SOURCE DOCUMENT →
[start]

Sunday, November 29, 2015

Languages

The other day I noticed a passage, copied out from George Kennan's Memoirs 1925-1950 a while back. Kennan writes of beginning to learn Russian during his time in the consular service in Tallinn in 1928:
My teacher was an impoverished Ukrainian. He knew nothing about teaching languages, but he had the virtue of speaking, aside from his native Ukrainian, no word of anything but the language he was purporting to teach. He brought me, as teaching aids, the first-grade readers used in the Russian-speaking province just referred to [i.e., extreme southeastern Estonia]. I admired and cherished these slender volumes, with their beautiful unreformed Cyrillic script, their little vignettes and passages from Russian folklore and the classics, their naive drawings of barnyards and animals and peasant children sledding. I learned by heart some of the poems and jingles they included. And I conceived then and there a love for this great Russian language--rich, pithy, musical, sometimes tender, sometimes earthy and brutal, sometimes classically severe--that was not only never to leave me but was to constitute in some curious way an unfailing source of strength and reassurance in the drearier and more trying reaches of later life. Russian seemed to me from the start, a natural language, in  which words sounded the way they ought to sound,  and might be expected to sound, as though one had once known in it in some dead past and as though the learning of it was some sort of rediscovery. I turned to it with such real enjoyment and excitement that by the end of the year I could get around a bit in it.
Elsewhere Kennan quotes the advice of a friend when he was about to take examinations at the Seminary for Oriental Languages in Berlin, "If you have any choice, speak Russian with them, not German. When you speak Russian, you are yourself; when you speak German you are nothing at all."

German does not seem to elicit the same sort of affection from those raised to speak English. William James spoke of it as a language with "none of the modern improvements." Mark Twain was moved to write an essay "The Awful German Language." My father, with three German grandparents, said that he was astonished to hear a record of Lotte Lenya's disclose the possibility that German could sound anything but military. On the other hand, Coleridge puts in a good word or two for it in Biographia Literaria, and Anthony Burgess cites Robert Graves in defense of his own preference for bad German over accurate French.

[end]

RECORDS SUPPLIED →
[start]

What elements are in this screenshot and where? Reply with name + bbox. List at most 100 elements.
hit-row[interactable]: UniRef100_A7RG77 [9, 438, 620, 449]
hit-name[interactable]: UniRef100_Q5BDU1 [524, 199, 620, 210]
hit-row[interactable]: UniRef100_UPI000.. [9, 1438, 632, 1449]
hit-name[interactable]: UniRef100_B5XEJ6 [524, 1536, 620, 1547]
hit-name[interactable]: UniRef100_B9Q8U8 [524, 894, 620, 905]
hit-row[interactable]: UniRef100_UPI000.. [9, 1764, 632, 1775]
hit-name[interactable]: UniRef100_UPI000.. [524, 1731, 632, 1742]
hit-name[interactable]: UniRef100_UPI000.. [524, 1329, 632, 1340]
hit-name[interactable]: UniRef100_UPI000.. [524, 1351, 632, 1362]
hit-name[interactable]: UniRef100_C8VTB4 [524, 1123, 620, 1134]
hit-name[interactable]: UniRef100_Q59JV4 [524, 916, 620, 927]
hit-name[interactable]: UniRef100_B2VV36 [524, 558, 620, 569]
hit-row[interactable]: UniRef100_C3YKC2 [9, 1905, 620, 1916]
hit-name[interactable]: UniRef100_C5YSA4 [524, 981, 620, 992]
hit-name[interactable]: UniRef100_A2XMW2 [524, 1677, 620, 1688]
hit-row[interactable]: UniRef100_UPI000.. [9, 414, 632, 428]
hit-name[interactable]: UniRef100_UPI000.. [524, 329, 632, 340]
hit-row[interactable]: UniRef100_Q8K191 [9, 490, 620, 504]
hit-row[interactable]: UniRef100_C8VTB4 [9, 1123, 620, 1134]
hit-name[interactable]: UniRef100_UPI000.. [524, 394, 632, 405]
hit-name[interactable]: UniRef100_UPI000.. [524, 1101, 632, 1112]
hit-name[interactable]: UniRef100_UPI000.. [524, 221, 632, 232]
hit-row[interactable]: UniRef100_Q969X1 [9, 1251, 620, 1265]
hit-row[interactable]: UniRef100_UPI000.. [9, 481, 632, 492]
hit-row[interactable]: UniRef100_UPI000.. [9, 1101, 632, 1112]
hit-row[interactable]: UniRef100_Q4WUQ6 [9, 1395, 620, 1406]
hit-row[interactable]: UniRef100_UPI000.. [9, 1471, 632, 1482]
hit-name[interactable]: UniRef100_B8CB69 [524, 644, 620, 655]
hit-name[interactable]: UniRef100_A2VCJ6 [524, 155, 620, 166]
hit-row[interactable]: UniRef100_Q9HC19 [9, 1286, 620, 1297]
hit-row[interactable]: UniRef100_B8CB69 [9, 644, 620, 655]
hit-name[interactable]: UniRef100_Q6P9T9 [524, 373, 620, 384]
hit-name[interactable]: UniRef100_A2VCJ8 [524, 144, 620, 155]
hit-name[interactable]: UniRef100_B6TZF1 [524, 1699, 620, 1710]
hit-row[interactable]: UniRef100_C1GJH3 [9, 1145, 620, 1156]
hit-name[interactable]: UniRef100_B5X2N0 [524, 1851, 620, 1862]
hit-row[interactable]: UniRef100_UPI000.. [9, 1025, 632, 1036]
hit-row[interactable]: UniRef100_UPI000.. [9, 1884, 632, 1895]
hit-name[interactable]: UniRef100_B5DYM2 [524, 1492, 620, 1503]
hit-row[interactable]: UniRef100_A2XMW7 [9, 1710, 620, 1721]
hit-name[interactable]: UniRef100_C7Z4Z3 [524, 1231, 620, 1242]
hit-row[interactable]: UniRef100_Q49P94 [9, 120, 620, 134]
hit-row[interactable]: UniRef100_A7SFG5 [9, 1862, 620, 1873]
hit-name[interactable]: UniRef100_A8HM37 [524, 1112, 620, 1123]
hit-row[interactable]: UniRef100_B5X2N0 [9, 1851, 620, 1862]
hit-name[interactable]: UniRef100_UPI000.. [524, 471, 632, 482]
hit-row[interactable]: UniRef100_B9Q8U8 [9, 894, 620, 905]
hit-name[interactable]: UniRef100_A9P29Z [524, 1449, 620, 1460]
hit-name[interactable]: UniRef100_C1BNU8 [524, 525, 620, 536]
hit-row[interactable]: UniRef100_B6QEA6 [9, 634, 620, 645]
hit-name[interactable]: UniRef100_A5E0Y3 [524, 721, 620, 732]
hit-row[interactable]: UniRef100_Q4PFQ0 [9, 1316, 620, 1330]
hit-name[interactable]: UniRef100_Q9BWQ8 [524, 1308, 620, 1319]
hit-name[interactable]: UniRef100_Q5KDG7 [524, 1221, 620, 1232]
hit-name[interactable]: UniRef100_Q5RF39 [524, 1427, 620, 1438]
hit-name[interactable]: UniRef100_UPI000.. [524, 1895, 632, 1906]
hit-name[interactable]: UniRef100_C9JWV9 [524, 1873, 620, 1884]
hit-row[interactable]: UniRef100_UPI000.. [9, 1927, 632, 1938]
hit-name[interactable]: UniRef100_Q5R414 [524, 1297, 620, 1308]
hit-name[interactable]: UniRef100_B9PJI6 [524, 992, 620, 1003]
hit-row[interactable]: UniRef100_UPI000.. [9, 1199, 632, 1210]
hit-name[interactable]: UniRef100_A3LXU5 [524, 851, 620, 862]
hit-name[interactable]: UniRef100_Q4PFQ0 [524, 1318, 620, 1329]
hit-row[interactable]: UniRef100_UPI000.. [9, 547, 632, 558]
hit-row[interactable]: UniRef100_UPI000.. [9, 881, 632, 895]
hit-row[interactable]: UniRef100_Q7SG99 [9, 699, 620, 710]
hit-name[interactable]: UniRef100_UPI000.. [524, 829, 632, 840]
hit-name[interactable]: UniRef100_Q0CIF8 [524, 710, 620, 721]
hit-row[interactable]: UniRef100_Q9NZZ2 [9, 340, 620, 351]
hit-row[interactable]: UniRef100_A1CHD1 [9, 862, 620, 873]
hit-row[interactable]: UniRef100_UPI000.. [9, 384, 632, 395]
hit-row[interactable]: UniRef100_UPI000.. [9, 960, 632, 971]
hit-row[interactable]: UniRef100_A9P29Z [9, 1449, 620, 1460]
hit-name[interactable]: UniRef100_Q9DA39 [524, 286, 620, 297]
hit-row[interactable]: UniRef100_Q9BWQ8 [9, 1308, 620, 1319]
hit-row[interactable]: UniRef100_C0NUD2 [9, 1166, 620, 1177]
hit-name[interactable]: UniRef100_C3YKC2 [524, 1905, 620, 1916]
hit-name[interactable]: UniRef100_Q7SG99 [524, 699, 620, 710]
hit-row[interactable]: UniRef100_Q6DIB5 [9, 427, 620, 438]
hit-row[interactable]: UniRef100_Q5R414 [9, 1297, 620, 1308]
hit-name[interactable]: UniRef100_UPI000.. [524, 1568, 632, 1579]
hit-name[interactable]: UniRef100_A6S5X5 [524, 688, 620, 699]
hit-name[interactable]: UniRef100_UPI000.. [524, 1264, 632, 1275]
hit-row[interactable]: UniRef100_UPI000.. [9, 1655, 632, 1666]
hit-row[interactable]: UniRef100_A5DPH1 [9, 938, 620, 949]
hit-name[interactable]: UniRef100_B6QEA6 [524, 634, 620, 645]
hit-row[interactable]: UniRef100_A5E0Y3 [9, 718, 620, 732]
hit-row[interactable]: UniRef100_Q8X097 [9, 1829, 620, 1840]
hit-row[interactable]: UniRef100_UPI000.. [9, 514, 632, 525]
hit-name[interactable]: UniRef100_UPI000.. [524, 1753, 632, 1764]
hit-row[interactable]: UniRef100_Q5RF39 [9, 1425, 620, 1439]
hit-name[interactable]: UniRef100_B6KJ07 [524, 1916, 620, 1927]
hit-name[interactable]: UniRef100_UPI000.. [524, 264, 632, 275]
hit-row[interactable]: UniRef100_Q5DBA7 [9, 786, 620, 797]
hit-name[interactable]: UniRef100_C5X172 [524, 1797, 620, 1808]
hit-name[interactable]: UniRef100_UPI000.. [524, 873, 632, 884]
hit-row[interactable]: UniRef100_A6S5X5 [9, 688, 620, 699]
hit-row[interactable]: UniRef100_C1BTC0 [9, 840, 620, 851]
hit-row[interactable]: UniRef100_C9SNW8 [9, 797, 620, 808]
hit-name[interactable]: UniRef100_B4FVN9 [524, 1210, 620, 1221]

[end]

GOAL → In the text about languages, list every person named in the paragraph that begins "German does not seem to elicit."

OUTPUT FOR THIS EXERCISE → William James, Mark Twain, Lotte Lenya, Coleridge, Anthony Burgess, Robert Graves